--- BEGIN Information supplied ---

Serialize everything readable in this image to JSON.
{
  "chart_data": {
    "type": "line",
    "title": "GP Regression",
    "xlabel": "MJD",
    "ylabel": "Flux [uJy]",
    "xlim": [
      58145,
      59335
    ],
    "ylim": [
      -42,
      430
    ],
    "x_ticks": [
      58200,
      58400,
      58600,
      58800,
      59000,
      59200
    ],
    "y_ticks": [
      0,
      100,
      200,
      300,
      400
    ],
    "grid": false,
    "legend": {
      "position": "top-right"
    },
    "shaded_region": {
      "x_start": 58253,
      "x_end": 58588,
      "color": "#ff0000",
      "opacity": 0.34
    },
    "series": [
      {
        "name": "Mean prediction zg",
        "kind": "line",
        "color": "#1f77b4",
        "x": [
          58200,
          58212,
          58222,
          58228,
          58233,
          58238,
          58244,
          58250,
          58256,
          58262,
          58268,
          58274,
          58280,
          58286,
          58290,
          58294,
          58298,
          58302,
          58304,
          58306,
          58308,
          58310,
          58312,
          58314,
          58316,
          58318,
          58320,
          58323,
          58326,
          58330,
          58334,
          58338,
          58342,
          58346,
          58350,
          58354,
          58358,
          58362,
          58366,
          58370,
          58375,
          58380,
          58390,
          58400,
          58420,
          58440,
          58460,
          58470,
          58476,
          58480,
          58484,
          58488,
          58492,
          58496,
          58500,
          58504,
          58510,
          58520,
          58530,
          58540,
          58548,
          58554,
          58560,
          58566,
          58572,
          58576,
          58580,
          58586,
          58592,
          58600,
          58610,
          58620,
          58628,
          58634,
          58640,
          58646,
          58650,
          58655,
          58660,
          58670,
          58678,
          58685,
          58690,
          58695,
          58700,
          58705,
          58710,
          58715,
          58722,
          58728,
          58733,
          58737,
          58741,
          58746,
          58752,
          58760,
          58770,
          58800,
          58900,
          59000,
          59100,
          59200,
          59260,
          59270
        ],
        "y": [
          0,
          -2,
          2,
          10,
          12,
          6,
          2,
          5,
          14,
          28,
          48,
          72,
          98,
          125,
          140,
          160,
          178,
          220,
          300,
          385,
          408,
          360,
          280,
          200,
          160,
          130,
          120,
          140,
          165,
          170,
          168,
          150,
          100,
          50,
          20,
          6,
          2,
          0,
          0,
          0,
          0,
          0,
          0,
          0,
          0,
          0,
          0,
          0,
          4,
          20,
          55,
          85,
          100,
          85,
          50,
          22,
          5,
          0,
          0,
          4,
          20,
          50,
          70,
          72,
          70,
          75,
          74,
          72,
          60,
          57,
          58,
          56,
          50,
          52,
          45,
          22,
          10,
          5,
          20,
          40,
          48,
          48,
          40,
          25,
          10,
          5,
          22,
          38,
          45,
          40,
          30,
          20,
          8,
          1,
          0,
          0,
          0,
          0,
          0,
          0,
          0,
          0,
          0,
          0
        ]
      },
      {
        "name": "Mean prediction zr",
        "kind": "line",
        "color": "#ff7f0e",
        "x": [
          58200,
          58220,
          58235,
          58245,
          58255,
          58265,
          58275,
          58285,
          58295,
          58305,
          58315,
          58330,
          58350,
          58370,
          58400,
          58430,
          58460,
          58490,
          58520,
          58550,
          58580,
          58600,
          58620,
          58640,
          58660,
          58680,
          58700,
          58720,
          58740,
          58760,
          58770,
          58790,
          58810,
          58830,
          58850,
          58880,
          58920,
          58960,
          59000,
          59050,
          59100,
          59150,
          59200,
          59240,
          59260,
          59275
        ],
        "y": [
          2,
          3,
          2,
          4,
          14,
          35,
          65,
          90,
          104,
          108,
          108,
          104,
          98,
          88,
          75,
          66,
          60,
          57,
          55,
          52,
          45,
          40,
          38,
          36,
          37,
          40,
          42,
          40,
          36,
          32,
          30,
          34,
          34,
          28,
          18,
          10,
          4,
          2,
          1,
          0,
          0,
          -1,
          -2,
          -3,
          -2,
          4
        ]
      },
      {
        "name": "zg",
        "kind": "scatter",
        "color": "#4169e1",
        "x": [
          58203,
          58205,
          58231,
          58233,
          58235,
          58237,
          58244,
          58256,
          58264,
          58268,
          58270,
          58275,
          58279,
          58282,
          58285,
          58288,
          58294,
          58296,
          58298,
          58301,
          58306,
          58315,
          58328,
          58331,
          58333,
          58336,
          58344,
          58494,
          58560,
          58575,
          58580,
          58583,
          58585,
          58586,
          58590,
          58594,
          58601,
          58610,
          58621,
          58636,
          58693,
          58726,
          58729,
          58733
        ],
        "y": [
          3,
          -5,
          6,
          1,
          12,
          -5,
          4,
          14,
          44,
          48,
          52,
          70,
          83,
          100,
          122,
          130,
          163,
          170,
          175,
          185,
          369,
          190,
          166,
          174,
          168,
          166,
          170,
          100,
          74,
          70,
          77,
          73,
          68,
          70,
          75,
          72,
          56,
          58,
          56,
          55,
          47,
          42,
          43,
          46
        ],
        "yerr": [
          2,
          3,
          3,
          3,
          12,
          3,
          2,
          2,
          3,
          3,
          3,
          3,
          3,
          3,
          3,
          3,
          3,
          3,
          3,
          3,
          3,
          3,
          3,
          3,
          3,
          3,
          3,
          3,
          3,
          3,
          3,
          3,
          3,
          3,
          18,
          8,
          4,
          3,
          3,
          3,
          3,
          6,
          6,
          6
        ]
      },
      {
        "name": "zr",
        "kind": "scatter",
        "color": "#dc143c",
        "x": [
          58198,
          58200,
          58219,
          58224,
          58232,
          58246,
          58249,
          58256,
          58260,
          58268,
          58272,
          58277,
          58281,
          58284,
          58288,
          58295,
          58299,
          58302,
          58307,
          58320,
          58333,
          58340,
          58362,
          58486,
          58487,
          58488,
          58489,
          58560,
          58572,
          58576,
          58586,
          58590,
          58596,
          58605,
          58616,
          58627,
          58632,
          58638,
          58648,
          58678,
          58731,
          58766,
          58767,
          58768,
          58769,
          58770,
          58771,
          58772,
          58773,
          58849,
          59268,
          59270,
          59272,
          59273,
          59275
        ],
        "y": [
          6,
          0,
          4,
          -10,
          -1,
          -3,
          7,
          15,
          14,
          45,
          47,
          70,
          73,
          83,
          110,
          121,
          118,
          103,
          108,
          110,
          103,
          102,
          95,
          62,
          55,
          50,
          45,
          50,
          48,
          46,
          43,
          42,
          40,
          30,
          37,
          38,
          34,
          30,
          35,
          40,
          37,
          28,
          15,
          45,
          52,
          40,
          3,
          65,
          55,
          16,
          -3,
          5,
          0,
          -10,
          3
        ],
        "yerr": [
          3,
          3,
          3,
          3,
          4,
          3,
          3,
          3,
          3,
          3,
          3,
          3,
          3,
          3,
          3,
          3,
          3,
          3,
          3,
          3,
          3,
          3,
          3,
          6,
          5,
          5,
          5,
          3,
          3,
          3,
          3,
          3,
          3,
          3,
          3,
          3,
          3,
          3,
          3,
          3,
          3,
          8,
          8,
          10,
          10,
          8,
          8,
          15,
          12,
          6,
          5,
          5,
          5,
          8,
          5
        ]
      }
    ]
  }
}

--- END Information supplied ---

→ **The task**
Output all of the material, please, exactly as it stands.

→ **Task output**
Serialize everything readable in this image to JSON.
{
  "chart_data": {
    "type": "line",
    "title": "GP Regression",
    "xlabel": "MJD",
    "ylabel": "Flux [uJy]",
    "xlim": [
      58145,
      59335
    ],
    "ylim": [
      -42,
      430
    ],
    "x_ticks": [
      58200,
      58400,
      58600,
      58800,
      59000,
      59200
    ],
    "y_ticks": [
      0,
      100,
      200,
      300,
      400
    ],
    "grid": false,
    "legend": {
      "position": "top-right"
    },
    "shaded_region": {
      "x_start": 58253,
      "x_end": 58588,
      "color": "#ff0000",
      "opacity": 0.34
    },
    "series": [
      {
        "name": "Mean prediction zg",
        "kind": "line",
        "color": "#1f77b4",
        "x": [
          58200,
          58212,
          58222,
          58228,
          58233,
          58238,
          58244,
          58250,
          58256,
          58262,
          58268,
          58274,
          58280,
          58286,
          58290,
          58294,
          58298,
          58302,
          58304,
          58306,
          58308,
          58310,
          58312,
          58314,
          58316,
          58318,
          58320,
          58323,
          58326,
          58330,
          58334,
          58338,
          58342,
          58346,
          58350,
          58354,
          58358,
          58362,
          58366,
          58370,
          58375,
          58380,
          58390,
          58400,
          58420,
          58440,
          58460,
          58470,
          58476,
          58480,
          58484,
          58488,
          58492,
          58496,
          58500,
          58504,
          58510,
          58520,
          58530,
          58540,
          58548,
          58554,
          58560,
          58566,
          58572,
          58576,
          58580,
          58586,
          58592,
          58600,
          58610,
          58620,
          58628,
          58634,
          58640,
          58646,
          58650,
          58655,
          58660,
          58670,
          58678,
          58685,
          58690,
          58695,
          58700,
          58705,
          58710,
          58715,
          58722,
          58728,
          58733,
          58737,
          58741,
          58746,
          58752,
          58760,
          58770,
          58800,
          58900,
          59000,
          59100,
          59200,
          59260,
          59270
        ],
        "y": [
          0,
          -2,
          2,
          10,
          12,
          6,
          2,
          5,
          14,
          28,
          48,
          72,
          98,
          125,
          140,
          160,
          178,
          220,
          300,
          385,
          408,
          360,
          280,
          200,
          160,
          130,
          120,
          140,
          165,
          170,
          168,
          150,
          100,
          50,
          20,
          6,
          2,
          0,
          0,
          0,
          0,
          0,
          0,
          0,
          0,
          0,
          0,
          0,
          4,
          20,
          55,
          85,
          100,
          85,
          50,
          22,
          5,
          0,
          0,
          4,
          20,
          50,
          70,
          72,
          70,
          75,
          74,
          72,
          60,
          57,
          58,
          56,
          50,
          52,
          45,
          22,
          10,
          5,
          20,
          40,
          48,
          48,
          40,
          25,
          10,
          5,
          22,
          38,
          45,
          40,
          30,
          20,
          8,
          1,
          0,
          0,
          0,
          0,
          0,
          0,
          0,
          0,
          0,
          0
        ]
      },
      {
        "name": "Mean prediction zr",
        "kind": "line",
        "color": "#ff7f0e",
        "x": [
          58200,
          58220,
          58235,
          58245,
          58255,
          58265,
          58275,
          58285,
          58295,
          58305,
          58315,
          58330,
          58350,
          58370,
          58400,
          58430,
          58460,
          58490,
          58520,
          58550,
          58580,
          58600,
          58620,
          58640,
          58660,
          58680,
          58700,
          58720,
          58740,
          58760,
          58770,
          58790,
          58810,
          58830,
          58850,
          58880,
          58920,
          58960,
          59000,
          59050,
          59100,
          59150,
          59200,
          59240,
          59260,
          59275
        ],
        "y": [
          2,
          3,
          2,
          4,
          14,
          35,
          65,
          90,
          104,
          108,
          108,
          104,
          98,
          88,
          75,
          66,
          60,
          57,
          55,
          52,
          45,
          40,
          38,
          36,
          37,
          40,
          42,
          40,
          36,
          32,
          30,
          34,
          34,
          28,
          18,
          10,
          4,
          2,
          1,
          0,
          0,
          -1,
          -2,
          -3,
          -2,
          4
        ]
      },
      {
        "name": "zg",
        "kind": "scatter",
        "color": "#4169e1",
        "x": [
          58203,
          58205,
          58231,
          58233,
          58235,
          58237,
          58244,
          58256,
          58264,
          58268,
          58270,
          58275,
          58279,
          58282,
          58285,
          58288,
          58294,
          58296,
          58298,
          58301,
          58306,
          58315,
          58328,
          58331,
          58333,
          58336,
          58344,
          58494,
          58560,
          58575,
          58580,
          58583,
          58585,
          58586,
          58590,
          58594,
          58601,
          58610,
          58621,
          58636,
          58693,
          58726,
          58729,
          58733
        ],
        "y": [
          3,
          -5,
          6,
          1,
          12,
          -5,
          4,
          14,
          44,
          48,
          52,
          70,
          83,
          100,
          122,
          130,
          163,
          170,
          175,
          185,
          369,
          190,
          166,
          174,
          168,
          166,
          170,
          100,
          74,
          70,
          77,
          73,
          68,
          70,
          75,
          72,
          56,
          58,
          56,
          55,
          47,
          42,
          43,
          46
        ],
        "yerr": [
          2,
          3,
          3,
          3,
          12,
          3,
          2,
          2,
          3,
          3,
          3,
          3,
          3,
          3,
          3,
          3,
          3,
          3,
          3,
          3,
          3,
          3,
          3,
          3,
          3,
          3,
          3,
          3,
          3,
          3,
          3,
          3,
          3,
          3,
          18,
          8,
          4,
          3,
          3,
          3,
          3,
          6,
          6,
          6
        ]
      },
      {
        "name": "zr",
        "kind": "scatter",
        "color": "#dc143c",
        "x": [
          58198,
          58200,
          58219,
          58224,
          58232,
          58246,
          58249,
          58256,
          58260,
          58268,
          58272,
          58277,
          58281,
          58284,
          58288,
          58295,
          58299,
          58302,
          58307,
          58320,
          58333,
          58340,
          58362,
          58486,
          58487,
          58488,
          58489,
          58560,
          58572,
          58576,
          58586,
          58590,
          58596,
          58605,
          58616,
          58627,
          58632,
          58638,
          58648,
          58678,
          58731,
          58766,
          58767,
          58768,
          58769,
          58770,
          58771,
          58772,
          58773,
          58849,
          59268,
          59270,
          59272,
          59273,
          59275
        ],
        "y": [
          6,
          0,
          4,
          -10,
          -1,
          -3,
          7,
          15,
          14,
          45,
          47,
          70,
          73,
          83,
          110,
          121,
          118,
          103,
          108,
          110,
          103,
          102,
          95,
          62,
          55,
          50,
          45,
          50,
          48,
          46,
          43,
          42,
          40,
          30,
          37,
          38,
          34,
          30,
          35,
          40,
          37,
          28,
          15,
          45,
          52,
          40,
          3,
          65,
          55,
          16,
          -3,
          5,
          0,
          -10,
          3
        ],
        "yerr": [
          3,
          3,
          3,
          3,
          4,
          3,
          3,
          3,
          3,
          3,
          3,
          3,
          3,
          3,
          3,
          3,
          3,
          3,
          3,
          3,
          3,
          3,
          3,
          6,
          5,
          5,
          5,
          3,
          3,
          3,
          3,
          3,
          3,
          3,
          3,
          3,
          3,
          3,
          3,
          3,
          3,
          8,
          8,
          10,
          10,
          8,
          8,
          15,
          12,
          6,
          5,
          5,
          5,
          8,
          5
        ]
      }
    ]
  }
}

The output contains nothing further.